- **Records supplied**:
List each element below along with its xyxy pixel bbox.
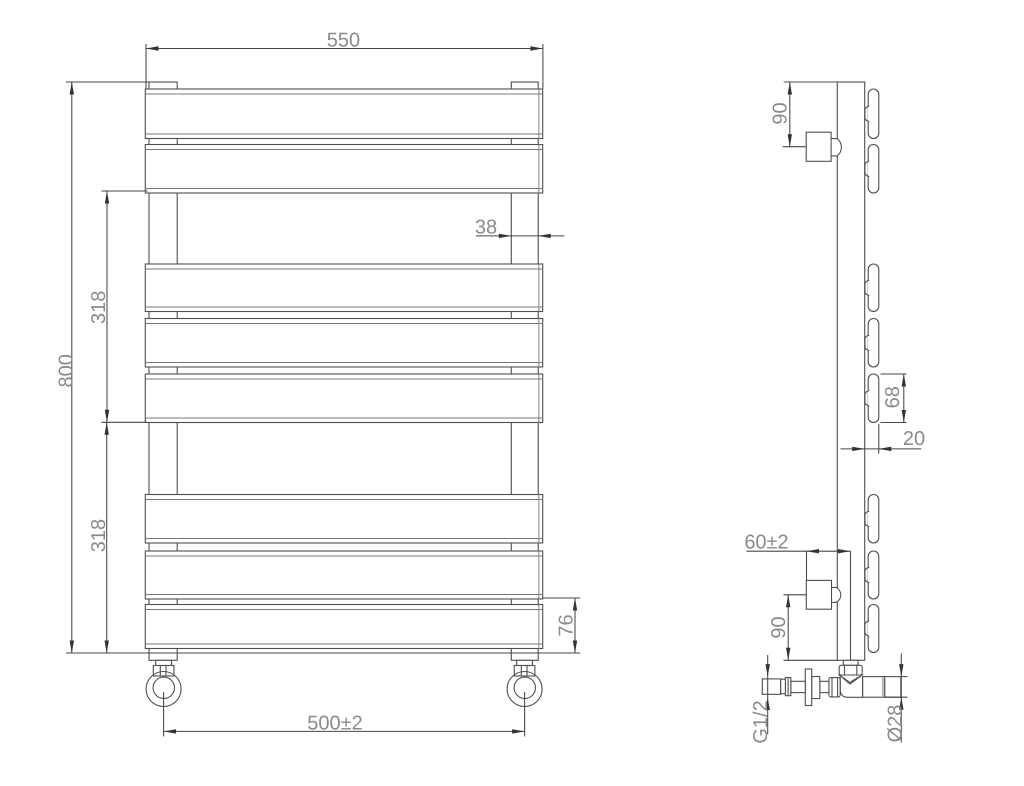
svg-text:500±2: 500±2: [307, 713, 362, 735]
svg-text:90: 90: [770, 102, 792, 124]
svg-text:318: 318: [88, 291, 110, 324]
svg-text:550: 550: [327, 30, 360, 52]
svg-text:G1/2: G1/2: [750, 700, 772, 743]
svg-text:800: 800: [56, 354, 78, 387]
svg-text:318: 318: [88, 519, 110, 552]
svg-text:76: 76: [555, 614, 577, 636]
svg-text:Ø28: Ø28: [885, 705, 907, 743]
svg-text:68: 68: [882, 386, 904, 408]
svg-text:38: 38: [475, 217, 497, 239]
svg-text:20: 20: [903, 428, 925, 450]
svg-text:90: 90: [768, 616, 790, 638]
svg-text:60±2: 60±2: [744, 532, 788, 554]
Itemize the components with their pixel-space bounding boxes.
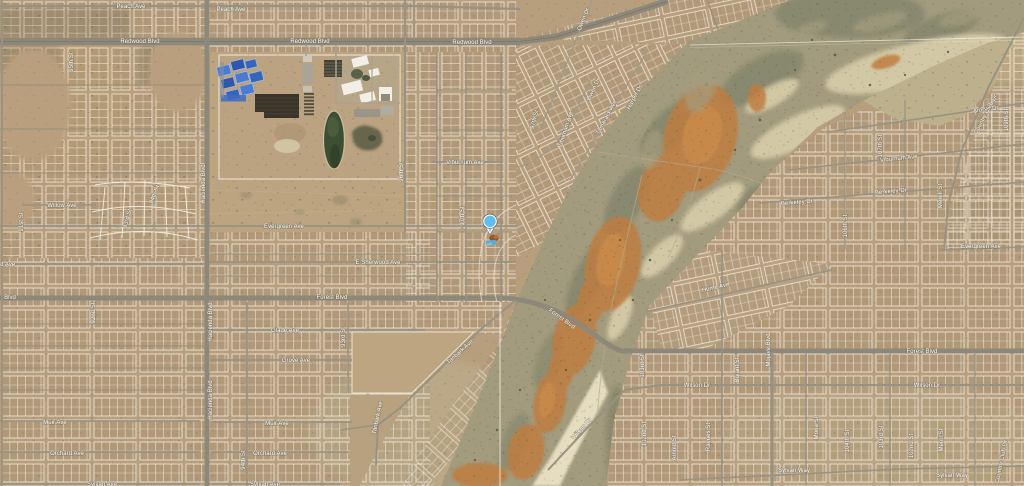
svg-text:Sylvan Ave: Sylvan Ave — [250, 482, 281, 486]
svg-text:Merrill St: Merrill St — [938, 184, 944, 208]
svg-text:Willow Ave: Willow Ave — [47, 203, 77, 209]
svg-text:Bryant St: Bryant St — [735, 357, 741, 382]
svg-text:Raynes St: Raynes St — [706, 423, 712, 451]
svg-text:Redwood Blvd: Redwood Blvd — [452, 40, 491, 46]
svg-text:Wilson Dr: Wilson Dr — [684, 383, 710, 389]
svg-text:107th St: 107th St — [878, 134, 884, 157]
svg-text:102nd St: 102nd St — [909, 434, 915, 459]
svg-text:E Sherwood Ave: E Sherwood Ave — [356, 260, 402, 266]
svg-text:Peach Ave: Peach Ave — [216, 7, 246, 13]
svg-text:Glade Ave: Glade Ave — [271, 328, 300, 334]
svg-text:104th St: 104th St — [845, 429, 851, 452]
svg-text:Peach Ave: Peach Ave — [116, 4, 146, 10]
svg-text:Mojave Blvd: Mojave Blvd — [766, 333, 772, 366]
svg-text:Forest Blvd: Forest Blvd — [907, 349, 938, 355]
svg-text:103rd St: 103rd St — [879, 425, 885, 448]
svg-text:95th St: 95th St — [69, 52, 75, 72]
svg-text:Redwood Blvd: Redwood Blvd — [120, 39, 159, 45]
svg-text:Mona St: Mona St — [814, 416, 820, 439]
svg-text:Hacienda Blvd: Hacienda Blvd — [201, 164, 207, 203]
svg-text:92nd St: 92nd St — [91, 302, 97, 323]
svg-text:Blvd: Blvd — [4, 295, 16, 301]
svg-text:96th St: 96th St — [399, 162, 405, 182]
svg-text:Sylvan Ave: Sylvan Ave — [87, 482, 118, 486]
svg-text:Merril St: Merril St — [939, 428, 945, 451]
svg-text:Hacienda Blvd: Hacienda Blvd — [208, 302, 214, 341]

- **Stated exercise**: Copy the listing above line for line without changing anything, and leave the pictures out.

- **Result for this exercise**:
List each element below along with its xyxy pixel bbox.
svg-text:500±2: 500±2: [307, 713, 362, 735]
svg-text:90: 90: [770, 102, 792, 124]
svg-text:318: 318: [88, 291, 110, 324]
svg-text:550: 550: [327, 30, 360, 52]
svg-text:G1/2: G1/2: [750, 700, 772, 743]
svg-text:800: 800: [56, 354, 78, 387]
svg-text:318: 318: [88, 519, 110, 552]
svg-text:76: 76: [555, 614, 577, 636]
svg-text:Ø28: Ø28: [885, 705, 907, 743]
svg-text:68: 68: [882, 386, 904, 408]
svg-text:38: 38: [475, 217, 497, 239]
svg-text:20: 20: [903, 428, 925, 450]
svg-text:90: 90: [768, 616, 790, 638]
svg-text:60±2: 60±2: [744, 532, 788, 554]
Itemize the components with their pixel-space bounding boxes.
svg-text:Sylvan Ave: Sylvan Ave — [250, 482, 281, 486]
svg-text:Merrill St: Merrill St — [938, 184, 944, 208]
svg-text:Willow Ave: Willow Ave — [47, 203, 77, 209]
svg-text:Bryant St: Bryant St — [735, 357, 741, 382]
svg-text:Raynes St: Raynes St — [706, 423, 712, 451]
svg-text:Redwood Blvd: Redwood Blvd — [452, 40, 491, 46]
svg-text:Wilson Dr: Wilson Dr — [684, 383, 710, 389]
svg-text:107th St: 107th St — [878, 134, 884, 157]
svg-text:102nd St: 102nd St — [909, 434, 915, 459]
svg-text:E Sherwood Ave: E Sherwood Ave — [356, 260, 402, 266]
svg-text:Peach Ave: Peach Ave — [216, 7, 246, 13]
svg-text:Glade Ave: Glade Ave — [271, 328, 300, 334]
svg-text:104th St: 104th St — [845, 429, 851, 452]
svg-text:Peach Ave: Peach Ave — [116, 4, 146, 10]
svg-text:Mojave Blvd: Mojave Blvd — [766, 333, 772, 366]
svg-text:Forest Blvd: Forest Blvd — [907, 349, 938, 355]
svg-text:103rd St: 103rd St — [879, 425, 885, 448]
svg-text:95th St: 95th St — [69, 52, 75, 72]
svg-text:Redwood Blvd: Redwood Blvd — [120, 39, 159, 45]
svg-text:Mona St: Mona St — [814, 416, 820, 439]
svg-text:Hacienda Blvd: Hacienda Blvd — [201, 164, 207, 203]
svg-text:92nd St: 92nd St — [91, 302, 97, 323]
svg-text:Blvd: Blvd — [4, 295, 16, 301]
svg-text:96th St: 96th St — [399, 162, 405, 182]
svg-text:Sylvan Ave: Sylvan Ave — [87, 482, 118, 486]
svg-text:Merril St: Merril St — [939, 428, 945, 451]
svg-text:Hacienda Blvd: Hacienda Blvd — [208, 302, 214, 341]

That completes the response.